* [WHAT YOU ARE ASKED TO DO]
Find each line containing the string "Contains" and return it.
▶
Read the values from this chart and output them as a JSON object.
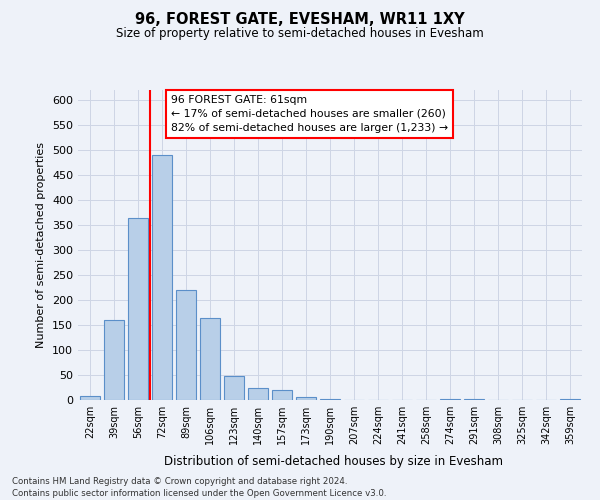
{
  "title": "96, FOREST GATE, EVESHAM, WR11 1XY",
  "subtitle": "Size of property relative to semi-detached houses in Evesham",
  "xlabel": "Distribution of semi-detached houses by size in Evesham",
  "ylabel": "Number of semi-detached properties",
  "categories": [
    "22sqm",
    "39sqm",
    "56sqm",
    "72sqm",
    "89sqm",
    "106sqm",
    "123sqm",
    "140sqm",
    "157sqm",
    "173sqm",
    "190sqm",
    "207sqm",
    "224sqm",
    "241sqm",
    "258sqm",
    "274sqm",
    "291sqm",
    "308sqm",
    "325sqm",
    "342sqm",
    "359sqm"
  ],
  "values": [
    8,
    160,
    363,
    490,
    220,
    165,
    48,
    25,
    20,
    7,
    2,
    1,
    0,
    1,
    0,
    2,
    2,
    0,
    0,
    1,
    2
  ],
  "bar_color": "#b8cfe8",
  "bar_edge_color": "#5b8fc9",
  "vline_color": "red",
  "vline_pos": 2.5,
  "annotation_title": "96 FOREST GATE: 61sqm",
  "annotation_line1": "← 17% of semi-detached houses are smaller (260)",
  "annotation_line2": "82% of semi-detached houses are larger (1,233) →",
  "annotation_box_color": "white",
  "annotation_box_edge": "red",
  "ylim": [
    0,
    620
  ],
  "yticks": [
    0,
    50,
    100,
    150,
    200,
    250,
    300,
    350,
    400,
    450,
    500,
    550,
    600
  ],
  "footer_line1": "Contains HM Land Registry data © Crown copyright and database right 2024.",
  "footer_line2": "Contains public sector information licensed under the Open Government Licence v3.0.",
  "bg_color": "#eef2f9",
  "grid_color": "#cdd5e5"
}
◀
* [RESULT OF THIS EXERCISE]
  "footer_line1": "Contains HM Land Registry data © Crown copyright and database right 2024.",
  "footer_line2": "Contains public sector information licensed under the Open Government Licence v3.0.",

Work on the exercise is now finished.